→ YOUR INSTRUCTIONS
Compile every line that includes the word "Select".
* begin THE DATA *
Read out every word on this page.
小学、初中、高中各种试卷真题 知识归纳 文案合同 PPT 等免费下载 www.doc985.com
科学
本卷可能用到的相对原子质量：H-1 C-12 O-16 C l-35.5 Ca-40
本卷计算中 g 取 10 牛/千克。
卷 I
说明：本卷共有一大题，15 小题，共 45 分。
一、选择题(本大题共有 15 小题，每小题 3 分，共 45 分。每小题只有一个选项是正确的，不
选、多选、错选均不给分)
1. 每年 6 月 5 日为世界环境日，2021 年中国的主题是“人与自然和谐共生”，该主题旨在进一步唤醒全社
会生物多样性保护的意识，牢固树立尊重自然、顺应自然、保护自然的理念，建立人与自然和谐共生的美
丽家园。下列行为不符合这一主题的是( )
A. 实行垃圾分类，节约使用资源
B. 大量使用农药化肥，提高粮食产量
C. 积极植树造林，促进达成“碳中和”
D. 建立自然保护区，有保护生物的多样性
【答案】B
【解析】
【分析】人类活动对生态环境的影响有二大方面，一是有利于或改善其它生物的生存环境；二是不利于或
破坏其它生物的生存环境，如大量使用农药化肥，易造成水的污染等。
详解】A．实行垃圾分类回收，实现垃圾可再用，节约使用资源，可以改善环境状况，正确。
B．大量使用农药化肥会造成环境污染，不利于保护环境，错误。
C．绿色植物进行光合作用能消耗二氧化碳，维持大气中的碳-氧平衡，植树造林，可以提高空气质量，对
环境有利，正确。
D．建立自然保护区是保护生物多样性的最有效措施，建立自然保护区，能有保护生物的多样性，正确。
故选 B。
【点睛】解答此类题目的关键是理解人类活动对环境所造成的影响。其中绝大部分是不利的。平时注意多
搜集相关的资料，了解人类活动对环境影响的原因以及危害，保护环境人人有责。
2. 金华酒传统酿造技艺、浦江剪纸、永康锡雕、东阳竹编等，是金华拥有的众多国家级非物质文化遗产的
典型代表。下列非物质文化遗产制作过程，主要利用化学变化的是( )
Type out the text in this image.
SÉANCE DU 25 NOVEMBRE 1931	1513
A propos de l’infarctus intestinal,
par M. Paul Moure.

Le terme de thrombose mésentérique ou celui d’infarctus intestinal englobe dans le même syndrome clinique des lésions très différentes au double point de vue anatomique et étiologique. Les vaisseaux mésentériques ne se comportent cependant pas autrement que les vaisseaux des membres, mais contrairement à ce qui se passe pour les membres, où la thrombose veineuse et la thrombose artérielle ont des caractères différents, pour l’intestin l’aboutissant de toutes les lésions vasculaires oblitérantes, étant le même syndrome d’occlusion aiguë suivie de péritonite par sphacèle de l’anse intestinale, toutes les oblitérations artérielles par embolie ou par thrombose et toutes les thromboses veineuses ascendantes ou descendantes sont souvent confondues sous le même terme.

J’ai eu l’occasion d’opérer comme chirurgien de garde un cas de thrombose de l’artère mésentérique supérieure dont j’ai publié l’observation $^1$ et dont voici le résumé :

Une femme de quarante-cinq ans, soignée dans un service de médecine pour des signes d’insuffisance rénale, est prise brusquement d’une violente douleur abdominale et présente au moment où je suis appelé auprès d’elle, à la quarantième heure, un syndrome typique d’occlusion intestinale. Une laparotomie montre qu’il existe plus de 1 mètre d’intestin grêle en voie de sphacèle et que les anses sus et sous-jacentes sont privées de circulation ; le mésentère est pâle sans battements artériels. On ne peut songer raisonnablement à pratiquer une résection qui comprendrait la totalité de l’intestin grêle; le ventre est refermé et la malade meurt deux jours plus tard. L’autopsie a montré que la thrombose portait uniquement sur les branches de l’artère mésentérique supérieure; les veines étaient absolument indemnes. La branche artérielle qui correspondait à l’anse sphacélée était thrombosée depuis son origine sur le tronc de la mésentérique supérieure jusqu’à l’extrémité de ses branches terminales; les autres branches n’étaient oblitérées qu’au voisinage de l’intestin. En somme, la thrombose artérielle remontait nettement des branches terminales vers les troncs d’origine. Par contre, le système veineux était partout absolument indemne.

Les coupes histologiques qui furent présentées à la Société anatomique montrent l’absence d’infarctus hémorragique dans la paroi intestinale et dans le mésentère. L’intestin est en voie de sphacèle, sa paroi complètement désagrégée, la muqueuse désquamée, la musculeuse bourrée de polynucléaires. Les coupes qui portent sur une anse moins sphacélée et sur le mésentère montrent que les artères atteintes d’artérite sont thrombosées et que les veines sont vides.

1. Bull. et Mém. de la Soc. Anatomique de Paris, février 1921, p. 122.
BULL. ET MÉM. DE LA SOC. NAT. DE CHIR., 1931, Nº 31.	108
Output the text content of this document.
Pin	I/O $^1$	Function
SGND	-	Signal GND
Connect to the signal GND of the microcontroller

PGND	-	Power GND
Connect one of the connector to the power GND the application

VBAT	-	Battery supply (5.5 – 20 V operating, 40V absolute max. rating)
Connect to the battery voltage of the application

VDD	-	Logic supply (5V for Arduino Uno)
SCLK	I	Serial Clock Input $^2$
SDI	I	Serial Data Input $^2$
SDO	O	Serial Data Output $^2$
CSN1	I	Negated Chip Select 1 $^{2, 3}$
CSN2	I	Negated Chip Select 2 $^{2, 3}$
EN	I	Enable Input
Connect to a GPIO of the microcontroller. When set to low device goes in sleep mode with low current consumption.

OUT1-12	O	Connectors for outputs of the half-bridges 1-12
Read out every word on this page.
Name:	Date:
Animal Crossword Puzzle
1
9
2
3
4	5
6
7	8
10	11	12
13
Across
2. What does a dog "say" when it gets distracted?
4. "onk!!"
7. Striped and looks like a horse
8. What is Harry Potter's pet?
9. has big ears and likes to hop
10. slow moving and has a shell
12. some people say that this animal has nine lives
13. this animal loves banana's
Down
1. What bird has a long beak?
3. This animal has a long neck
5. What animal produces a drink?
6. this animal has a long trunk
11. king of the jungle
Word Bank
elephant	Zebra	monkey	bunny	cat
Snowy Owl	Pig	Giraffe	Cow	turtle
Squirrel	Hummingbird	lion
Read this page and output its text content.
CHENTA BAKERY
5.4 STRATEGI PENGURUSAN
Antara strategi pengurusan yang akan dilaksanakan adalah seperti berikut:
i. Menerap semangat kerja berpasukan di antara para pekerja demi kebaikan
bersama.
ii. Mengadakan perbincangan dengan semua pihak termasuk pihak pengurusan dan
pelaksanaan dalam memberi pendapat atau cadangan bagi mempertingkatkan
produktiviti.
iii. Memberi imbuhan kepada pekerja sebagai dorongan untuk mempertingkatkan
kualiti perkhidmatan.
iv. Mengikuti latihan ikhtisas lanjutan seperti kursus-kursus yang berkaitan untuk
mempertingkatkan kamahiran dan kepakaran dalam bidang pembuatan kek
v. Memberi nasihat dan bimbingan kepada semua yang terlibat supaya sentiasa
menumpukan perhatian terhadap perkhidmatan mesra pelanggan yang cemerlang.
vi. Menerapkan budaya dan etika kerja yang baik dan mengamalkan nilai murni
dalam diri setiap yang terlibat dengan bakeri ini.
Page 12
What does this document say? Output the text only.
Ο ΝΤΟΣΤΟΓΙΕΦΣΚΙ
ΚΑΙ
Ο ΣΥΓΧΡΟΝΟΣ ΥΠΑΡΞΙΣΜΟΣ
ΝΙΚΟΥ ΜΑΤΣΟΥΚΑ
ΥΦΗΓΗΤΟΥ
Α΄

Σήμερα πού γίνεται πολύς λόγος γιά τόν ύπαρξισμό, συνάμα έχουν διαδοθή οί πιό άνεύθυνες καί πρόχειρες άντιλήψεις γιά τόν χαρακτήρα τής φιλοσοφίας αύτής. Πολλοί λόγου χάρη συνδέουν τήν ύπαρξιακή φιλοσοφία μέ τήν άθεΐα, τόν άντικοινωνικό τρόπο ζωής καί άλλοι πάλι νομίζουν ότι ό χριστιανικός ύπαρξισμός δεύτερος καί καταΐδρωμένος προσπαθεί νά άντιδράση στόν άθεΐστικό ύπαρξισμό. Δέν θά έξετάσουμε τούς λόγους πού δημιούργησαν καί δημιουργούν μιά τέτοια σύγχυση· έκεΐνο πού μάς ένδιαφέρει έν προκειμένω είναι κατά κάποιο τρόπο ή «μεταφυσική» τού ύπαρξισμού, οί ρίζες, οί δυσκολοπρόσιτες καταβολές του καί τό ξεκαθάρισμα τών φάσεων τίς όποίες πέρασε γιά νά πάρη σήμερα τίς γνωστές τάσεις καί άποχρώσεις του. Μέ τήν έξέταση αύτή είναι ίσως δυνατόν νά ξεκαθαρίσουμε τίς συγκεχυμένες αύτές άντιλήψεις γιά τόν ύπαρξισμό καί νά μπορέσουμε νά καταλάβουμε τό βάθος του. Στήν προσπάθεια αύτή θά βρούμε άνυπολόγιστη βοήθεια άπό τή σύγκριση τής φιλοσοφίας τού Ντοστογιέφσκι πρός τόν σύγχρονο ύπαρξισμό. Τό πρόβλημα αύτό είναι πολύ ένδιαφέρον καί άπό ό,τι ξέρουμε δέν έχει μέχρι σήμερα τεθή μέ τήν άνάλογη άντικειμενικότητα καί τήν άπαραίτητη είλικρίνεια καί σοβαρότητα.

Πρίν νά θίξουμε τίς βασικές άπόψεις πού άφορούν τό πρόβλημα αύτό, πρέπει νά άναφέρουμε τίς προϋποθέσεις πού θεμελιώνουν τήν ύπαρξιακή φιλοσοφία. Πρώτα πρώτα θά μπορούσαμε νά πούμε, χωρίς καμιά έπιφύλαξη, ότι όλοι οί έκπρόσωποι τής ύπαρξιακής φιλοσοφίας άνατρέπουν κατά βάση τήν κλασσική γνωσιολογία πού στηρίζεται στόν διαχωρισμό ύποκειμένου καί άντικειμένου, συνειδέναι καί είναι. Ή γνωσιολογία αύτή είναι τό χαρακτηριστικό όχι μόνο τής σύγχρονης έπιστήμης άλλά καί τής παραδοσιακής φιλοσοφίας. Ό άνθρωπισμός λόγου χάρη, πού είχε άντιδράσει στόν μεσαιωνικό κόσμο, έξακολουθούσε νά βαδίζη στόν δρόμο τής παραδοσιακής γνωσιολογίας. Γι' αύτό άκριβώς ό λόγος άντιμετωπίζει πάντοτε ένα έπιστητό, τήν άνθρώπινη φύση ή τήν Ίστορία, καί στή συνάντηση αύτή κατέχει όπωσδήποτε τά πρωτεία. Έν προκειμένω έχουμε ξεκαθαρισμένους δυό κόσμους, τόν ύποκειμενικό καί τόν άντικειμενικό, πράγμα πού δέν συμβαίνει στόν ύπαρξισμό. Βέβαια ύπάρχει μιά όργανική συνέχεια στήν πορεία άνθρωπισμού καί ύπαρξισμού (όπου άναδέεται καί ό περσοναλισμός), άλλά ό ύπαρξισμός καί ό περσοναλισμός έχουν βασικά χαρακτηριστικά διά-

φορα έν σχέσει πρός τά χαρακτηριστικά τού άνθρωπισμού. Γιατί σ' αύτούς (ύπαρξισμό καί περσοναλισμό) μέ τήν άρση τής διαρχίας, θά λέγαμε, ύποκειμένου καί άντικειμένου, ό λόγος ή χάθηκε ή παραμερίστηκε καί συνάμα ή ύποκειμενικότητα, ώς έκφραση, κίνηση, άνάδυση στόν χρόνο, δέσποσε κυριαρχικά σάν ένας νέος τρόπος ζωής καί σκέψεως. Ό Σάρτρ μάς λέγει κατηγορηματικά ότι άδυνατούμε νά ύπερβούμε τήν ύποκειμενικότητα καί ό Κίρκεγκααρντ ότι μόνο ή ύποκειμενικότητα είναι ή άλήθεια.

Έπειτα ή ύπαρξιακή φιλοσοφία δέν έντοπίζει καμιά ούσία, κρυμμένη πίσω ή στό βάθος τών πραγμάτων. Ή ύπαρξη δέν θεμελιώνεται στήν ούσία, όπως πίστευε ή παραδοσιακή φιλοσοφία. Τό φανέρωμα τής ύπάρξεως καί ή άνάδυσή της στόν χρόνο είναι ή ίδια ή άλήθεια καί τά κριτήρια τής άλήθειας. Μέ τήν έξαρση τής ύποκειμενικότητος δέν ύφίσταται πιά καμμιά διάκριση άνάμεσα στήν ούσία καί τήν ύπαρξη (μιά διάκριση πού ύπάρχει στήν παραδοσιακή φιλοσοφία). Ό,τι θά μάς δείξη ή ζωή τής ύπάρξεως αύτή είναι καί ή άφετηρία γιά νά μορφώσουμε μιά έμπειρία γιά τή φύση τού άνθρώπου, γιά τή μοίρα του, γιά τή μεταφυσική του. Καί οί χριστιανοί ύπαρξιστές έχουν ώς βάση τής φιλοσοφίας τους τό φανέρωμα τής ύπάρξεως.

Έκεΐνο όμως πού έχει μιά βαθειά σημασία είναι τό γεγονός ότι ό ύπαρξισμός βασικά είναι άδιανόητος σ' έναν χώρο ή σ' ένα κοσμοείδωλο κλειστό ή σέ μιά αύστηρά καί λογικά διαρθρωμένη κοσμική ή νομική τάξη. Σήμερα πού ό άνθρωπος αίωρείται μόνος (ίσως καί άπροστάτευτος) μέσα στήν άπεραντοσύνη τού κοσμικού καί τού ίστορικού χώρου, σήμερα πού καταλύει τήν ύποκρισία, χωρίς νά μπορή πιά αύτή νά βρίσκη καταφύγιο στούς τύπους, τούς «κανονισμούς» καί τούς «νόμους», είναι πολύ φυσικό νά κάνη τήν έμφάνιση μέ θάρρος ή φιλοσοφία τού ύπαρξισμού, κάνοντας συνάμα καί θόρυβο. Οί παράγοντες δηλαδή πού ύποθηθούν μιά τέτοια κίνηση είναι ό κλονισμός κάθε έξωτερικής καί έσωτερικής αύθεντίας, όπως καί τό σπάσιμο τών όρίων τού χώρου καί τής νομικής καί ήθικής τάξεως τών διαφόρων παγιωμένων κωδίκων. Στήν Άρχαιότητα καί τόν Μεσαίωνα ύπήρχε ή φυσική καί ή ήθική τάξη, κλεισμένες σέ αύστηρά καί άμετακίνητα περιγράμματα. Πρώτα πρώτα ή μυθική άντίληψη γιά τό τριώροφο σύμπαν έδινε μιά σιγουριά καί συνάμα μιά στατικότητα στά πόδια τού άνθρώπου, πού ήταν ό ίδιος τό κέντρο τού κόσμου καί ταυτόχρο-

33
* end THE DATA *
→ EXERCISE SOLUTION
CSN1	I	Negated Chip Select 1 $^{2, 3}$
CSN2	I	Negated Chip Select 2 $^{2, 3}$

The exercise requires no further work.